**The exercise**.
Please state how many lines in the records contain the string "Saskatchewan", with no words besides the number.

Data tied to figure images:
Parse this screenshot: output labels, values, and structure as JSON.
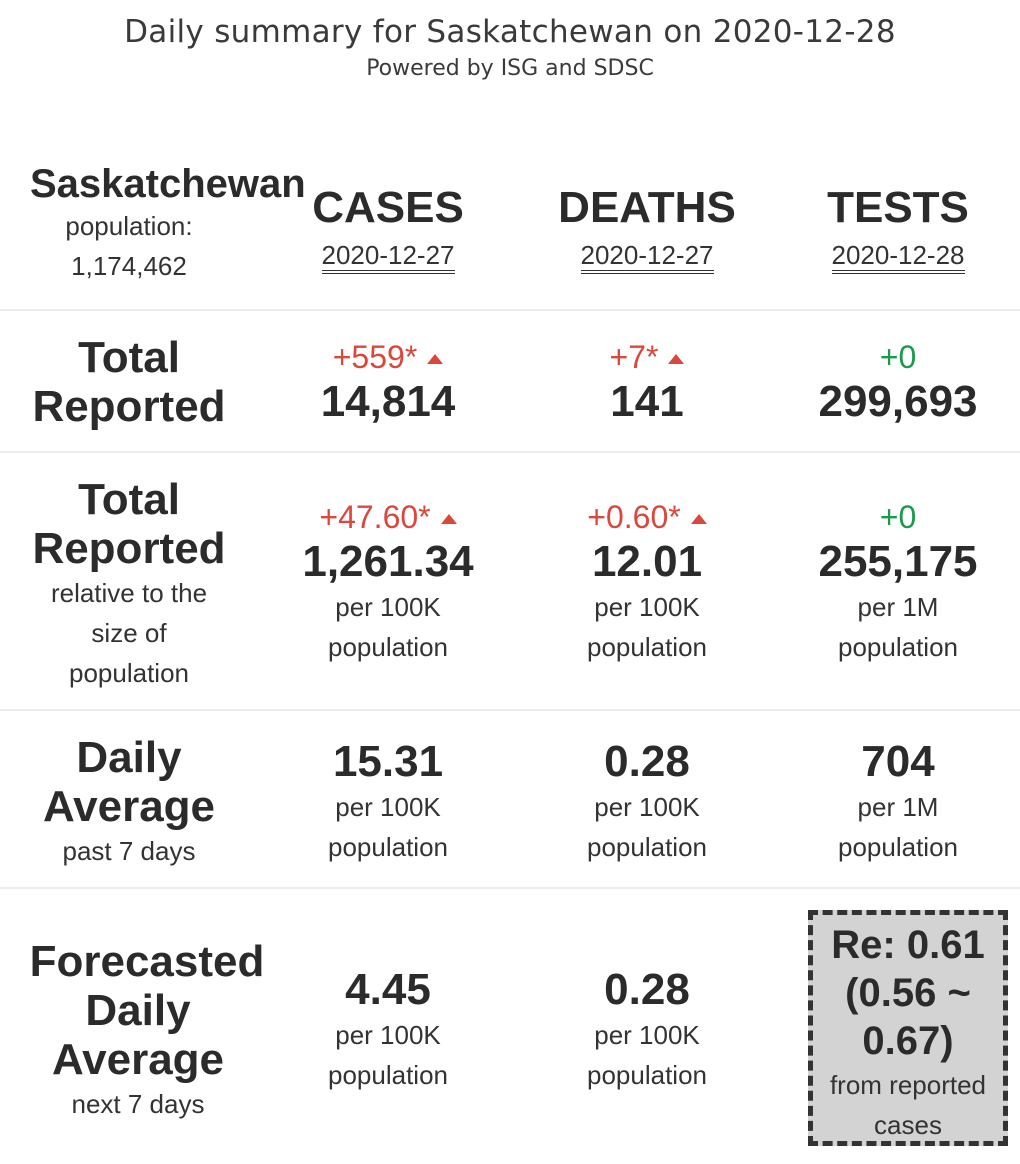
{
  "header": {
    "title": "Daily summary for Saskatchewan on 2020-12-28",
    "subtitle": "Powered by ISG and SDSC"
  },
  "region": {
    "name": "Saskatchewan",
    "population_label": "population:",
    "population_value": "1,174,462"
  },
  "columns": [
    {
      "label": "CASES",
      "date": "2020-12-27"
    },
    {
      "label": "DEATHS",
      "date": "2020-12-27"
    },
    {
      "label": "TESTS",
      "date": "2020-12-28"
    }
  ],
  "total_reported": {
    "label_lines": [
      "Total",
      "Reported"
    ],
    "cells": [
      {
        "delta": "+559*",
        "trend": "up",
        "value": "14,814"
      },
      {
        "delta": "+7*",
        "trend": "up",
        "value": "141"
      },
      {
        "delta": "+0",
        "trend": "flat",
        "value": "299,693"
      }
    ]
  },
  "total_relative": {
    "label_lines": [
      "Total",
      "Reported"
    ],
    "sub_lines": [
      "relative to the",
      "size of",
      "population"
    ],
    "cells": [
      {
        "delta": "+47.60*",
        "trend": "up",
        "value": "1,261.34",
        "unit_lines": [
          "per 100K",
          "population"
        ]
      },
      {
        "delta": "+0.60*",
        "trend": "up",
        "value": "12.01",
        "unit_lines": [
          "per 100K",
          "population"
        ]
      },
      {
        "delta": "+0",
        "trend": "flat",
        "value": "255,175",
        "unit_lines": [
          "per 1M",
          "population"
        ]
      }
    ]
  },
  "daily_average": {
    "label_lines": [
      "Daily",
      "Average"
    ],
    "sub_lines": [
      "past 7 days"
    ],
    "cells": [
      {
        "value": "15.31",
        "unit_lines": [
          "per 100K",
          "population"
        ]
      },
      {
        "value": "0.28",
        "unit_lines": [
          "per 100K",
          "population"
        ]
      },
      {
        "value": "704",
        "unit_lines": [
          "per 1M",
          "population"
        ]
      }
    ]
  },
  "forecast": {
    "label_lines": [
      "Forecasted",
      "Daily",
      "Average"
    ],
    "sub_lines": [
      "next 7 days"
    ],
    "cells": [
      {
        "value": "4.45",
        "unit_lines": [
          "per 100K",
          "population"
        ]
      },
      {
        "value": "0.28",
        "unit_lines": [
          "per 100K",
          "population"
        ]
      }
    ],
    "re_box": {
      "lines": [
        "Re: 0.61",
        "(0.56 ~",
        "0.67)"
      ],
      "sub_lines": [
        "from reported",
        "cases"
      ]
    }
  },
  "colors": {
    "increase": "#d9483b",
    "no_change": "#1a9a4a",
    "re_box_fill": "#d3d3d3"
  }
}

...

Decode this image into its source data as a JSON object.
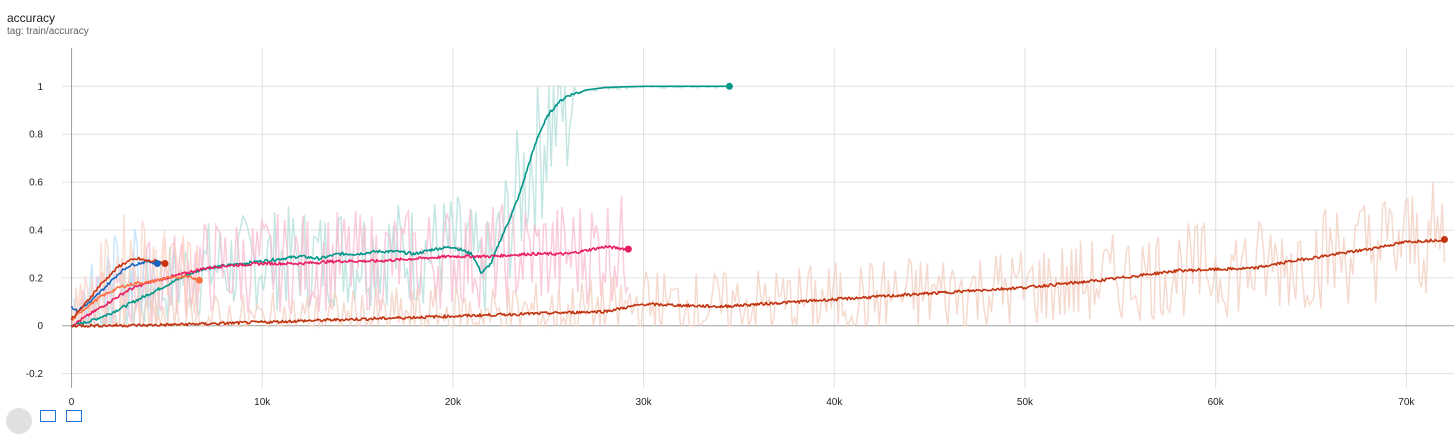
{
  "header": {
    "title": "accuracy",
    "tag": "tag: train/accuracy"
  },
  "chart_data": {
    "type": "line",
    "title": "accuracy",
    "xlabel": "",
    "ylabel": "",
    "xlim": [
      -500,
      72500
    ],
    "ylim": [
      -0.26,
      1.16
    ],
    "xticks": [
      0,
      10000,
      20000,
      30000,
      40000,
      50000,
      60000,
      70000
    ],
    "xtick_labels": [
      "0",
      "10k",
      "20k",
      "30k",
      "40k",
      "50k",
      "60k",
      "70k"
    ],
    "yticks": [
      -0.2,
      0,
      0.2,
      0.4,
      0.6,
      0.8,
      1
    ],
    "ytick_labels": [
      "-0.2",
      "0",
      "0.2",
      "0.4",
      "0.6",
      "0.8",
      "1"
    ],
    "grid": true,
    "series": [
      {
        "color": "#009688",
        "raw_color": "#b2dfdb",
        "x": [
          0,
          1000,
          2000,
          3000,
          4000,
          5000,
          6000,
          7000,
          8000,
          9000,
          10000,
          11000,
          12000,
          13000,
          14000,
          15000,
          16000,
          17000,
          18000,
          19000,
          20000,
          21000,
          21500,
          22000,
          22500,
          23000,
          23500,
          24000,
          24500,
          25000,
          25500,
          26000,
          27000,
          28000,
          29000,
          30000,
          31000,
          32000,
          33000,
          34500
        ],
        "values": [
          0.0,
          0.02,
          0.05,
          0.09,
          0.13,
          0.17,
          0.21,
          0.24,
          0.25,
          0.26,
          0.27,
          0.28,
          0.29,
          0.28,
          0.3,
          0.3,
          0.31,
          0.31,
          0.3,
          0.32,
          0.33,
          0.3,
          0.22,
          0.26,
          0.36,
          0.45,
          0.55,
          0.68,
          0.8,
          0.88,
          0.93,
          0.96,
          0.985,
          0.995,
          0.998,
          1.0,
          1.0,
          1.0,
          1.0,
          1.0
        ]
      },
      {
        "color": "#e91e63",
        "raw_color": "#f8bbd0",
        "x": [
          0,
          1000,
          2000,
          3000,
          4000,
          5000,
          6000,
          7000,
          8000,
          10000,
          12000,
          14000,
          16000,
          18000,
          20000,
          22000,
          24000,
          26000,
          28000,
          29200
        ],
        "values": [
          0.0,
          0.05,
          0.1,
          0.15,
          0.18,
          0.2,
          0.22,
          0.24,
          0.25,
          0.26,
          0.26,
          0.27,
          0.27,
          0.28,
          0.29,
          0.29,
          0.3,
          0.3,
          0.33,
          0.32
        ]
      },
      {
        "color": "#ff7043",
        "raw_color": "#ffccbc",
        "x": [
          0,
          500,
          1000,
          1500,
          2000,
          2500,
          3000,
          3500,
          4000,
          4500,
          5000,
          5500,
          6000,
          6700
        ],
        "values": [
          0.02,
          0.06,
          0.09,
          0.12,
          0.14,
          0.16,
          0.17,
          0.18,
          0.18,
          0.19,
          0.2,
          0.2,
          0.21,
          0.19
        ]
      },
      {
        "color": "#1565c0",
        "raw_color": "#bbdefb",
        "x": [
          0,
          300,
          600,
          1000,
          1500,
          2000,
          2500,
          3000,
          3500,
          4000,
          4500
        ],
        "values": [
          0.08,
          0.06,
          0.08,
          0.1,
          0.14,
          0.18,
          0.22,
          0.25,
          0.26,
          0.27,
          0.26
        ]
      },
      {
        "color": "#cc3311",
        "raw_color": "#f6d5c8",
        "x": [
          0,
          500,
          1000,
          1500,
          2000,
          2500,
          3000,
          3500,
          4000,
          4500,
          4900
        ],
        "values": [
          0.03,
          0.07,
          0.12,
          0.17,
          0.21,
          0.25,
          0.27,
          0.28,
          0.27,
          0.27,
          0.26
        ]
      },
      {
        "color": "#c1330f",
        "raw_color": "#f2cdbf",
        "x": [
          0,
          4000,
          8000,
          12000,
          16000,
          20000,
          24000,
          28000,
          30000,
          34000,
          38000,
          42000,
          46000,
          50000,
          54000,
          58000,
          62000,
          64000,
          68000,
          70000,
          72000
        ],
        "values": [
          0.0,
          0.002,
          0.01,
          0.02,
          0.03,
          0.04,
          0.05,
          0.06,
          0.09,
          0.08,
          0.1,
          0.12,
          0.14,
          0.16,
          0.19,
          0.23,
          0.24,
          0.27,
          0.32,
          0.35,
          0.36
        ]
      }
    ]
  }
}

**Task output**.
2